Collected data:
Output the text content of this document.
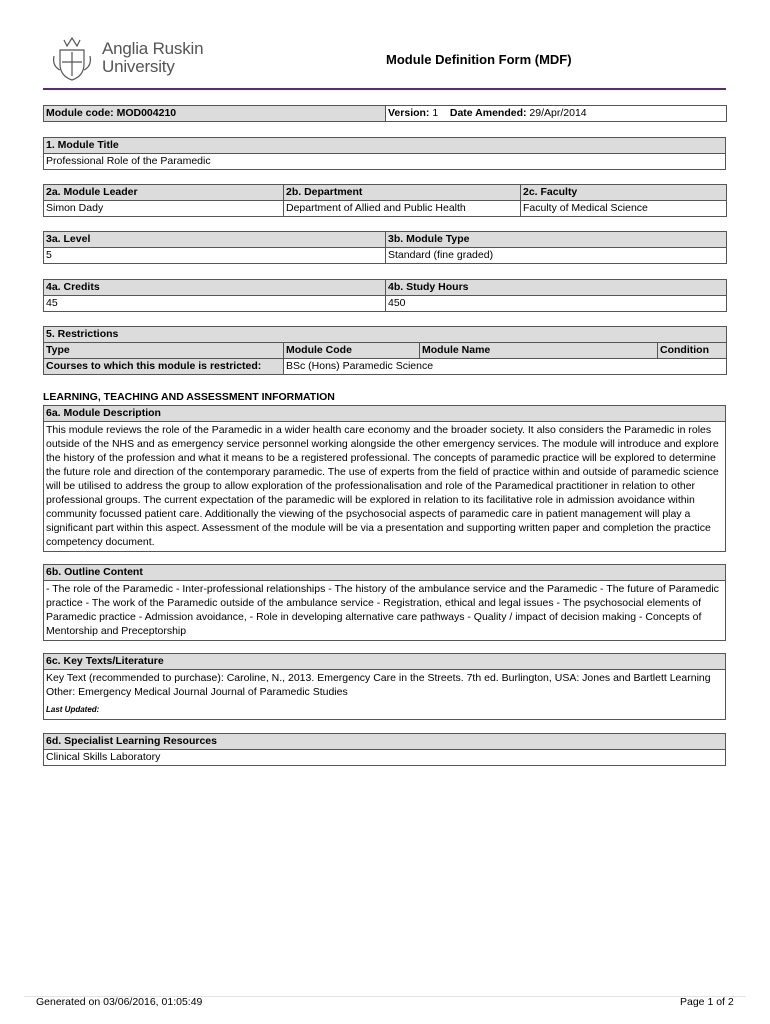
Anglia Ruskin
University	Module Definition Form (MDF)
Module code: MOD004210	Version: 1 Date Amended: 29/Apr/2014
1. Module Title
Professional Role of the Paramedic
2a. Module Leader	2b. Department	2c. Faculty
Simon Dady	Department of Allied and Public Health	Faculty of Medical Science
3a. Level	3b. Module Type
5	Standard (fine graded)
4a. Credits	4b. Study Hours
45	450
5. Restrictions			
Type	Module Code	Module Name	Condition
Courses to which this module is restricted:	BSc (Hons) Paramedic Science		
LEARNING, TEACHING AND ASSESSMENT INFORMATION
6a. Module Description
This module reviews the role of the Paramedic in a wider health care economy and the broader society. It also considers the Paramedic in roles outside of the NHS and as emergency service personnel working alongside the other emergency services. The module will introduce and explore the history of the profession and what it means to be a registered professional. The concepts of paramedic practice will be explored to determine the future role and direction of the contemporary paramedic. The use of experts from the field of practice within and outside of paramedic science will be utilised to address the group to allow exploration of the professionalisation and role of the Paramedical practitioner in relation to other professional groups. The current expectation of the paramedic will be explored in relation to its facilitative role in admission avoidance within community focussed patient care. Additionally the viewing of the psychosocial aspects of paramedic care in patient management will play a significant part within this aspect. Assessment of the module will be via a presentation and supporting written paper and completion the practice competency document.
6b. Outline Content
- The role of the Paramedic - Inter-professional relationships - The history of the ambulance service and the Paramedic - The future of Paramedic practice - The work of the Paramedic outside of the ambulance service - Registration, ethical and legal issues - The psychosocial elements of Paramedic practice - Admission avoidance, - Role in developing alternative care pathways - Quality / impact of decision making - Concepts of Mentorship and Preceptorship
6c. Key Texts/Literature

Key Text (recommended to purchase): Caroline, N., 2013. Emergency Care in the Streets. 7th ed. Burlington, USA: Jones and Bartlett Learning Other: Emergency Medical Journal Journal of Paramedic Studies
Last Updated:
6d. Specialist Learning Resources
Clinical Skills Laboratory
Generated on 03/06/2016, 01:05:49	Page 1 of 2
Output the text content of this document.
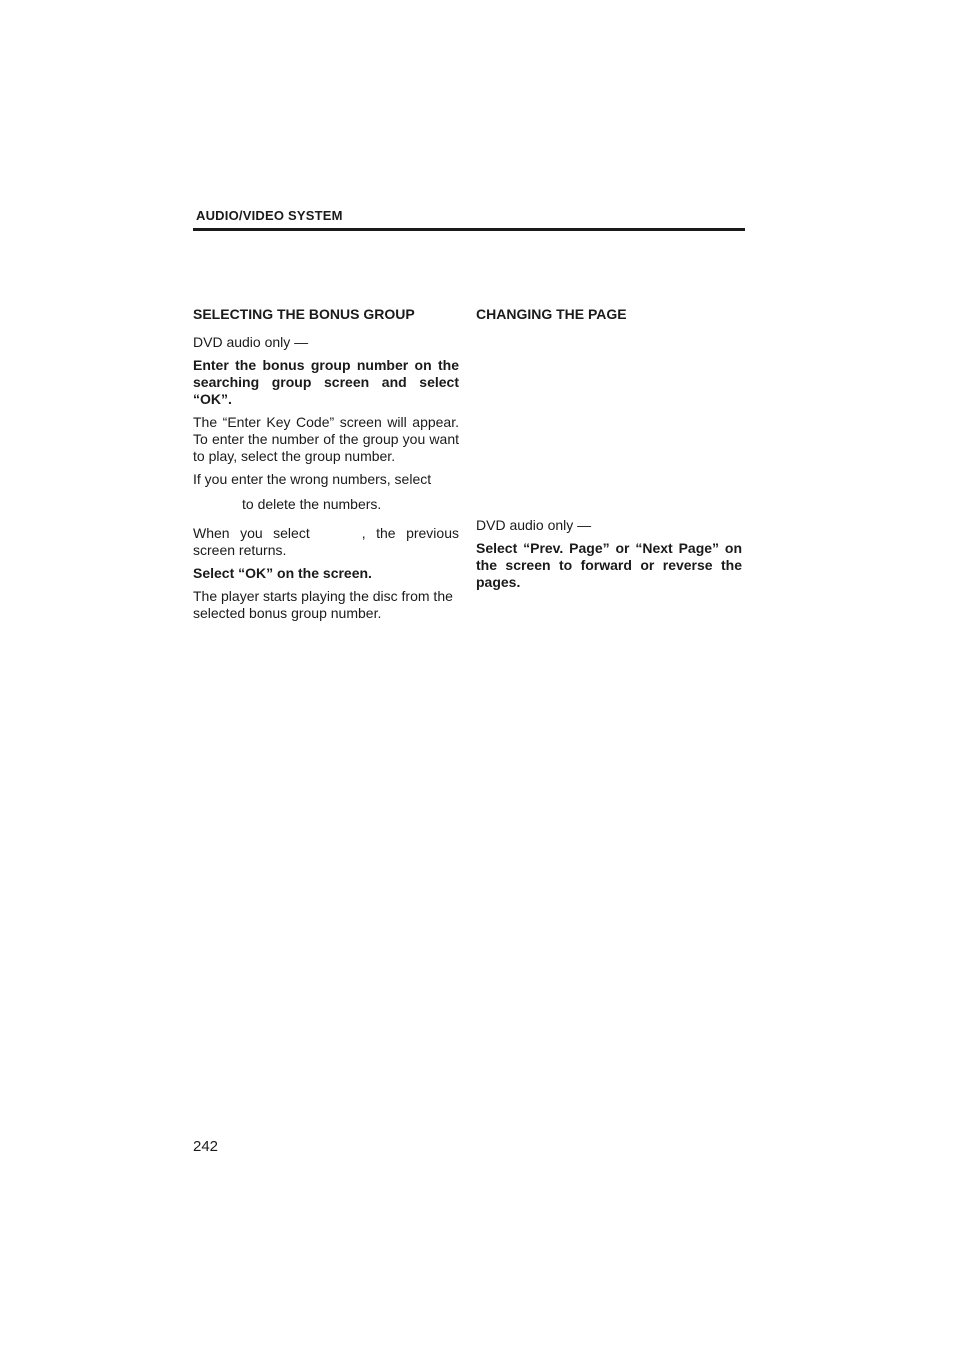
AUDIO/VIDEO SYSTEM

SELECTING THE BONUS GROUP

DVD audio only —

Enter the bonus group number on the searching group screen and select “OK”.

The “Enter Key Code” screen will appear. To enter the number of the group you want to play, select the group number.

If you enter the wrong numbers, select
to delete the numbers.

When you select	, the previous screen returns.

Select “OK” on the screen.

The player starts playing the disc from the selected bonus group number.

CHANGING THE PAGE

DVD audio only —

Select “Prev. Page” or “Next Page” on the screen to forward or reverse the pages.

242
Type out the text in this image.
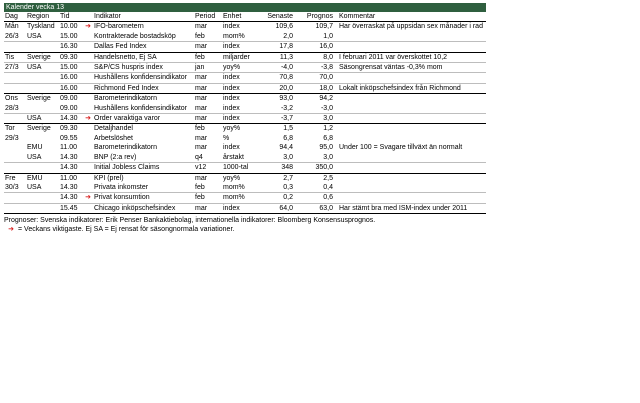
Kalender vecka 13
Dag	Region	Tid		Indikator	Period	Enhet	Senaste	Prognos	Kommentar
Mån	Tyskland	10.00	➜	IFO-barometern	mar	index	109,6	109,7	Har överraskat på uppsidan sex månader i rad
26/3	USA	15.00		Kontrakterade bostadsköp	feb	mom%	2,0	1,0	
		16.30		Dallas Fed Index	mar	index	17,8	16,0	
Tis	Sverige	09.30		Handelsnetto, Ej SA	feb	miljarder	11,3	8,0	I februari 2011 var överskottet 10,2
27/3	USA	15.00		S&P/CS huspris index	jan	yoy%	-4,0	-3,8	Säsongrensat väntas -0,3% mom
		16.00		Hushållens konfidensindikator	mar	index	70,8	70,0	
		16.00		Richmond Fed Index	mar	index	20,0	18,0	Lokalt inköpschefsindex från Richmond
Ons	Sverige	09.00		Barometerindikatorn	mar	index	93,0	94,2	
28/3		09.00		Hushållens konfidensindikator	mar	index	-3,2	-3,0	
	USA	14.30	➜	Order varaktiga varor	mar	index	-3,7	3,0	
Tor	Sverige	09.30		Detaljhandel	feb	yoy%	1,5	1,2	
29/3		09.55		Arbetslöshet	mar	%	6,8	6,8	
	EMU	11.00		Barometerindikatorn	mar	index	94,4	95,0	Under 100 = Svagare tillväxt än normalt
	USA	14.30		BNP (2:a rev)	q4	årstakt	3,0	3,0	
		14.30		Initial Jobless Claims	v12	1000-tal	348	350,0	
Fre	EMU	11.00		KPI (prel)	mar	yoy%	2,7	2,5	
30/3	USA	14.30		Privata inkomster	feb	mom%	0,3	0,4	
		14.30	➜	Privat konsumtion	feb	mom%	0,2	0,6	
		15.45		Chicago inköpschefsindex	mar	index	64,0	63,0	Har stämt bra med ISM-index under 2011
Prognoser: Svenska indikatorer: Erik Penser Bankaktiebolag, internationella indikatorer: Bloomberg Konsensusprognos.
➜ = Veckans viktigaste. Ej SA = Ej rensat för säsongnormala variationer.
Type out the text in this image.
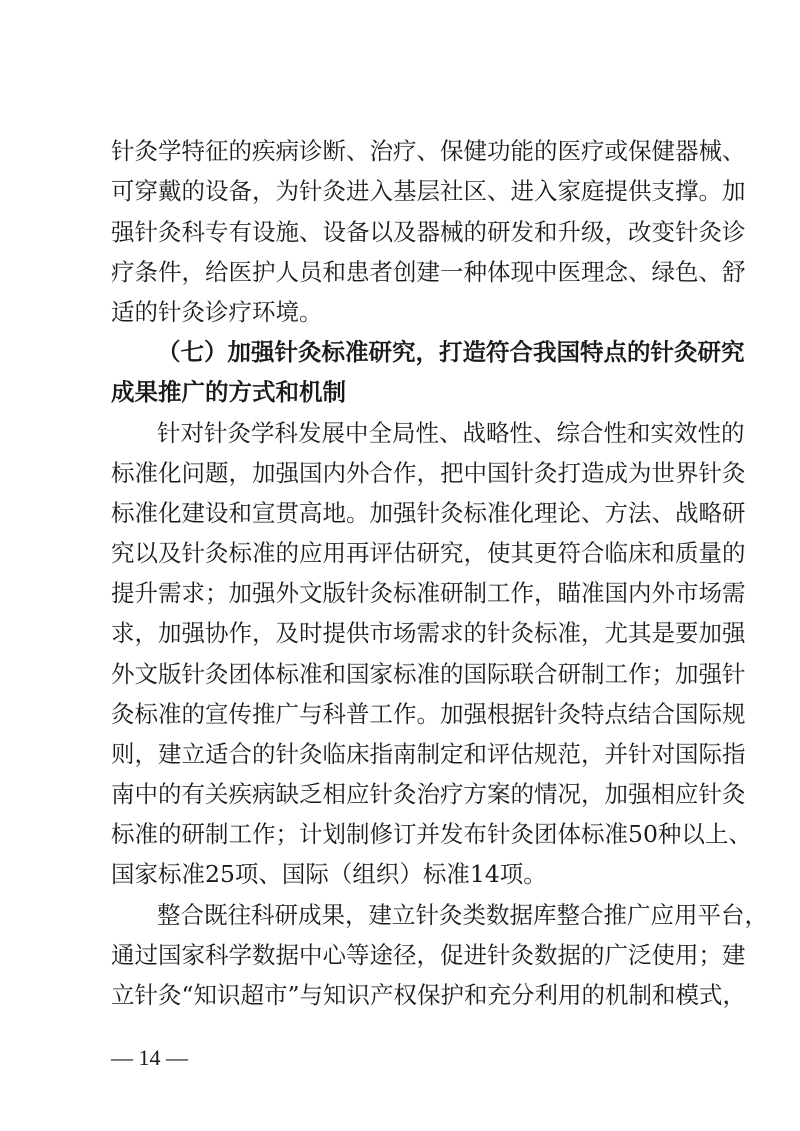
针灸学特征的疾病诊断、治疗、保健功能的医疗或保健器械、
可穿戴的设备，为针灸进入基层社区、进入家庭提供支撑。加
强针灸科专有设施、设备以及器械的研发和升级，改变针灸诊
疗条件，给医护人员和患者创建一种体现中医理念、绿色、舒
适的针灸诊疗环境。
（七）加强针灸标准研究，打造符合我国特点的针灸研究
成果推广的方式和机制
针对针灸学科发展中全局性、战略性、综合性和实效性的
标准化问题，加强国内外合作，把中国针灸打造成为世界针灸
标准化建设和宣贯高地。加强针灸标准化理论、方法、战略研
究以及针灸标准的应用再评估研究，使其更符合临床和质量的
提升需求；加强外文版针灸标准研制工作，瞄准国内外市场需
求，加强协作，及时提供市场需求的针灸标准，尤其是要加强
外文版针灸团体标准和国家标准的国际联合研制工作；加强针
灸标准的宣传推广与科普工作。加强根据针灸特点结合国际规
则，建立适合的针灸临床指南制定和评估规范，并针对国际指
南中的有关疾病缺乏相应针灸治疗方案的情况，加强相应针灸
标准的研制工作；计划制修订并发布针灸团体标准50种以上、
国家标准25项、国际（组织）标准14项。
整合既往科研成果，建立针灸类数据库整合推广应用平台，
通过国家科学数据中心等途径，促进针灸数据的广泛使用；建
立针灸“知识超市”与知识产权保护和充分利用的机制和模式，
— 14 —
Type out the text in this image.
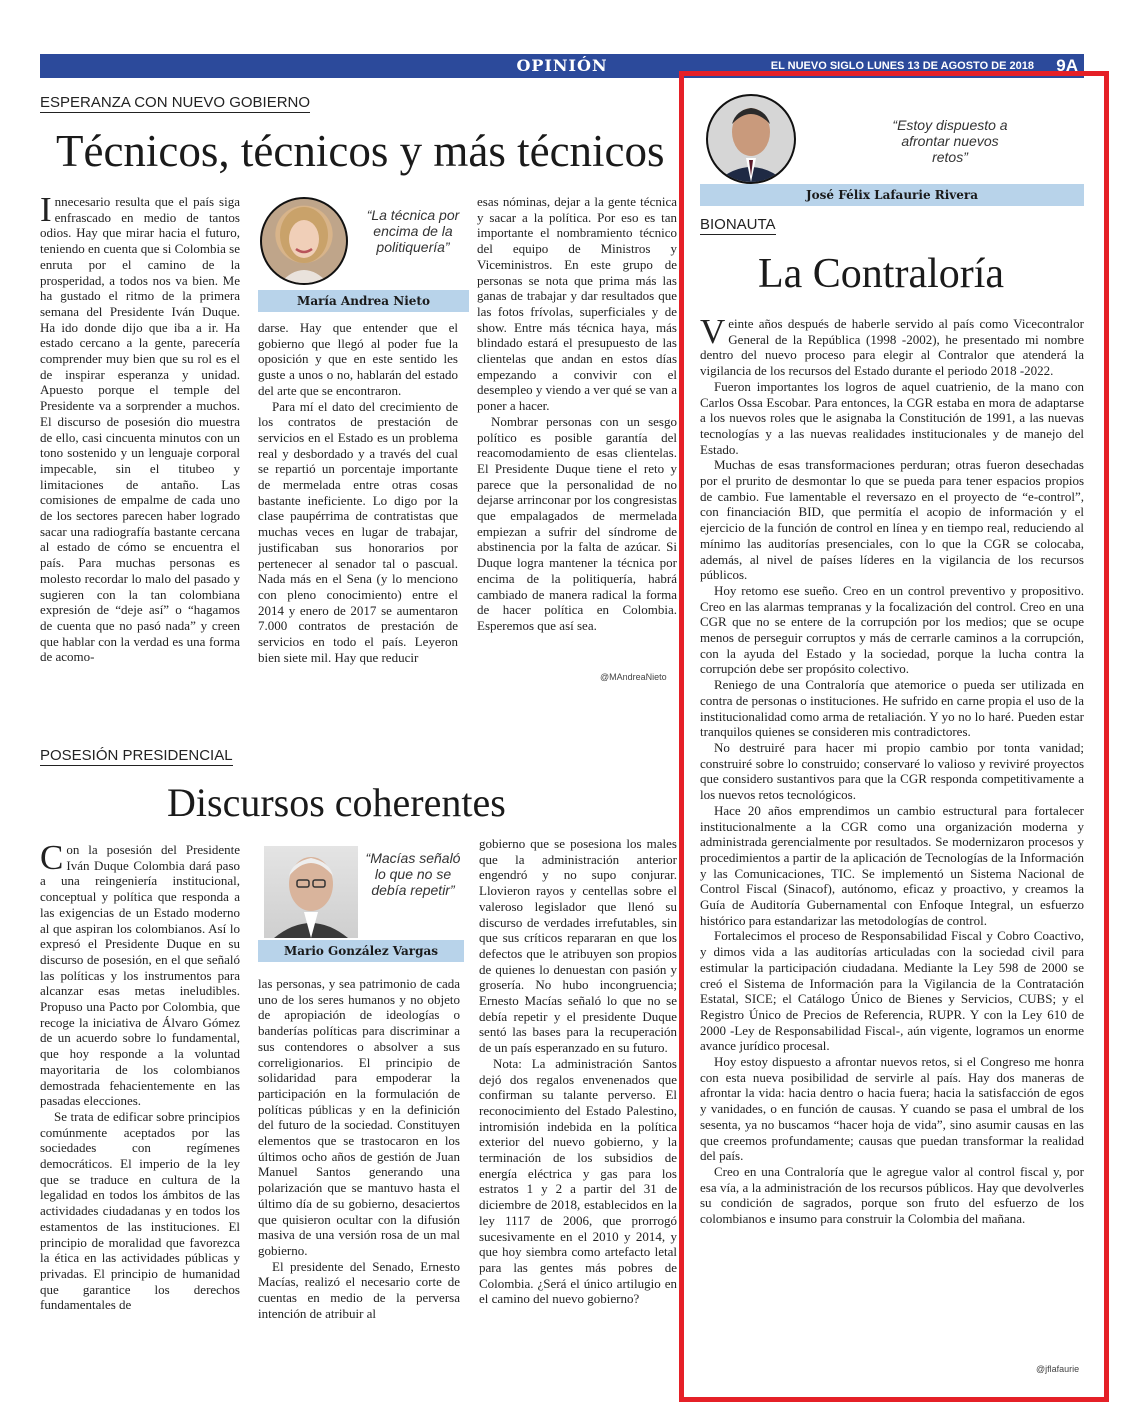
OPINIÓN	EL NUEVO SIGLO LUNES 13 DE AGOSTO DE 2018 9A
ESPERANZA CON NUEVO GOBIERNO
Técnicos, técnicos y más técnicos

Innecesario resulta que el país siga enfrascado en medio de tantos odios. Hay que mirar hacia el futuro, teniendo en cuenta que si Colombia se enruta por el camino de la prosperidad, a todos nos va bien. Me ha gustado el ritmo de la primera semana del Presidente Iván Duque. Ha ido donde dijo que iba a ir. Ha estado cercano a la gente, parecería comprender muy bien que su rol es el de inspirar esperanza y unidad. Apuesto porque el temple del Presidente va a sorprender a muchos. El discurso de posesión dio muestra de ello, casi cincuenta minutos con un tono sostenido y un lenguaje corporal impecable, sin el titubeo y limitaciones de antaño. Las comisiones de empalme de cada uno de los sectores parecen haber logrado sacar una radiografía bastante cercana al estado de cómo se encuentra el país. Para muchas personas es molesto recordar lo malo del pasado y sugieren con la tan colombiana expresión de “deje así” o “hagamos de cuenta que no pasó nada” y creen que hablar con la verdad es una forma de acomo-

“La técnica por encima de la politiquería”
María Andrea Nieto

darse. Hay que entender que el gobierno que llegó al poder fue la oposición y que en este sentido les guste a unos o no, hablarán del estado del arte que se encontraron.

Para mí el dato del crecimiento de los contratos de prestación de servicios en el Estado es un problema real y desbordado y a través del cual se repartió un porcentaje importante de mermelada entre otras cosas bastante ineficiente. Lo digo por la clase paupérrima de contratistas que muchas veces en lugar de trabajar, justificaban sus honorarios por pertenecer al senador tal o pascual. Nada más en el Sena (y lo menciono con pleno conocimiento) entre el 2014 y enero de 2017 se aumentaron 7.000 contratos de prestación de servicios en todo el país. Leyeron bien siete mil. Hay que reducir

esas nóminas, dejar a la gente técnica y sacar a la política. Por eso es tan importante el nombramiento técnico del equipo de Ministros y Viceministros. En este grupo de personas se nota que prima más las ganas de trabajar y dar resultados que las fotos frívolas, superficiales y de show. Entre más técnica haya, más blindado estará el presupuesto de las clientelas que andan en estos días empezando a convivir con el desempleo y viendo a ver qué se van a poner a hacer.

Nombrar personas con un sesgo político es posible garantía del reacomodamiento de esas clientelas. El Presidente Duque tiene el reto y parece que la personalidad de no dejarse arrinconar por los congresistas que empalagados de mermelada empiezan a sufrir del síndrome de abstinencia por la falta de azúcar. Si Duque logra mantener la técnica por encima de la politiquería, habrá cambiado de manera radical la forma de hacer política en Colombia. Esperemos que así sea.

@MAndreaNieto
POSESIÓN PRESIDENCIAL
Discursos coherentes

Con la posesión del Presidente Iván Duque Colombia dará paso a una reingeniería institucional, conceptual y política que responda a las exigencias de un Estado moderno al que aspiran los colombianos. Así lo expresó el Presidente Duque en su discurso de posesión, en el que señaló las políticas y los instrumentos para alcanzar esas metas ineludibles. Propuso una Pacto por Colombia, que recoge la iniciativa de Álvaro Gómez de un acuerdo sobre lo fundamental, que hoy responde a la voluntad mayoritaria de los colombianos demostrada fehacientemente en las pasadas elecciones.

Se trata de edificar sobre principios comúnmente aceptados por las sociedades con regímenes democráticos. El imperio de la ley que se traduce en cultura de la legalidad en todos los ámbitos de las actividades ciudadanas y en todos los estamentos de las instituciones. El principio de moralidad que favorezca la ética en las actividades públicas y privadas. El principio de humanidad que garantice los derechos fundamentales de

“Macías señaló lo que no se debía repetir”
Mario González Vargas

las personas, y sea patrimonio de cada uno de los seres humanos y no objeto de apropiación de ideologías o banderías políticas para discriminar a sus contendores o absolver a sus correligionarios. El principio de solidaridad para empoderar la participación en la formulación de políticas públicas y en la definición del futuro de la sociedad. Constituyen elementos que se trastocaron en los últimos ocho años de gestión de Juan Manuel Santos generando una polarización que se mantuvo hasta el último día de su gobierno, desaciertos que quisieron ocultar con la difusión masiva de una versión rosa de un mal gobierno.

El presidente del Senado, Ernesto Macías, realizó el necesario corte de cuentas en medio de la perversa intención de atribuir al

gobierno que se posesiona los males que la administración anterior engendró y no supo conjurar. Llovieron rayos y centellas sobre el valeroso legislador que llenó su discurso de verdades irrefutables, sin que sus críticos repararan en que los defectos que le atribuyen son propios de quienes lo denuestan con pasión y grosería. No hubo incongruencia; Ernesto Macías señaló lo que no se debía repetir y el presidente Duque sentó las bases para la recuperación de un país esperanzado en su futuro.

Nota: La administración Santos dejó dos regalos envenenados que confirman su talante perverso. El reconocimiento del Estado Palestino, intromisión indebida en la política exterior del nuevo gobierno, y la terminación de los subsidios de energía eléctrica y gas para los estratos 1 y 2 a partir del 31 de diciembre de 2018, establecidos en la ley 1117 de 2006, que prorrogó sucesivamente en el 2010 y 2014, y que hoy siembra como artefacto letal para las gentes más pobres de Colombia. ¿Será el único artilugio en el camino del nuevo gobierno?

“Estoy dispuesto a afrontar nuevos retos”
José Félix Lafaurie Rivera
BIONAUTA
La Contraloría

Veinte años después de haberle servido al país como Vicecontralor General de la República (1998 -2002), he presentado mi nombre dentro del nuevo proceso para elegir al Contralor que atenderá la vigilancia de los recursos del Estado durante el periodo 2018 -2022.

Fueron importantes los logros de aquel cuatrienio, de la mano con Carlos Ossa Escobar. Para entonces, la CGR estaba en mora de adaptarse a los nuevos roles que le asignaba la Constitución de 1991, a las nuevas tecnologías y a las nuevas realidades institucionales y de manejo del Estado.

Muchas de esas transformaciones perduran; otras fueron desechadas por el prurito de desmontar lo que se pueda para tener espacios propios de cambio. Fue lamentable el reversazo en el proyecto de “e-control”, con financiación BID, que permitía el acopio de información y el ejercicio de la función de control en línea y en tiempo real, reduciendo al mínimo las auditorías presenciales, con lo que la CGR se colocaba, además, al nivel de países líderes en la vigilancia de los recursos públicos.

Hoy retomo ese sueño. Creo en un control preventivo y propositivo. Creo en las alarmas tempranas y la focalización del control. Creo en una CGR que no se entere de la corrupción por los medios; que se ocupe menos de perseguir corruptos y más de cerrarle caminos a la corrupción, con la ayuda del Estado y la sociedad, porque la lucha contra la corrupción debe ser propósito colectivo.

Reniego de una Contraloría que atemorice o pueda ser utilizada en contra de personas o instituciones. He sufrido en carne propia el uso de la institucionalidad como arma de retaliación. Y yo no lo haré. Pueden estar tranquilos quienes se consideren mis contradictores.

No destruiré para hacer mi propio cambio por tonta vanidad; construiré sobre lo construido; conservaré lo valioso y reviviré proyectos que considero sustantivos para que la CGR responda competitivamente a los nuevos retos tecnológicos.

Hace 20 años emprendimos un cambio estructural para fortalecer institucionalmente a la CGR como una organización moderna y administrada gerencialmente por resultados. Se modernizaron procesos y procedimientos a partir de la aplicación de Tecnologías de la Información y las Comunicaciones, TIC. Se implementó un Sistema Nacional de Control Fiscal (Sinacof), autónomo, eficaz y proactivo, y creamos la Guía de Auditoría Gubernamental con Enfoque Integral, un esfuerzo histórico para estandarizar las metodologías de control.

Fortalecimos el proceso de Responsabilidad Fiscal y Cobro Coactivo, y dimos vida a las auditorías articuladas con la sociedad civil para estimular la participación ciudadana. Mediante la Ley 598 de 2000 se creó el Sistema de Información para la Vigilancia de la Contratación Estatal, SICE; el Catálogo Único de Bienes y Servicios, CUBS; y el Registro Único de Precios de Referencia, RUPR. Y con la Ley 610 de 2000 -Ley de Responsabilidad Fiscal-, aún vigente, logramos un enorme avance jurídico procesal.

Hoy estoy dispuesto a afrontar nuevos retos, si el Congreso me honra con esta nueva posibilidad de servirle al país. Hay dos maneras de afrontar la vida: hacia dentro o hacia fuera; hacia la satisfacción de egos y vanidades, o en función de causas. Y cuando se pasa el umbral de los sesenta, ya no buscamos “hacer hoja de vida”, sino asumir causas en las que creemos profundamente; causas que puedan transformar la realidad del país.

Creo en una Contraloría que le agregue valor al control fiscal y, por esa vía, a la administración de los recursos públicos. Hay que devolverles su condición de sagrados, porque son fruto del esfuerzo de los colombianos e insumo para construir la Colombia del mañana.

@jflafaurie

WORK INSTRUCTIONS: Work through the data and report how many of its lines hold the word "screen", giving only the figure.

THE RESULT: 5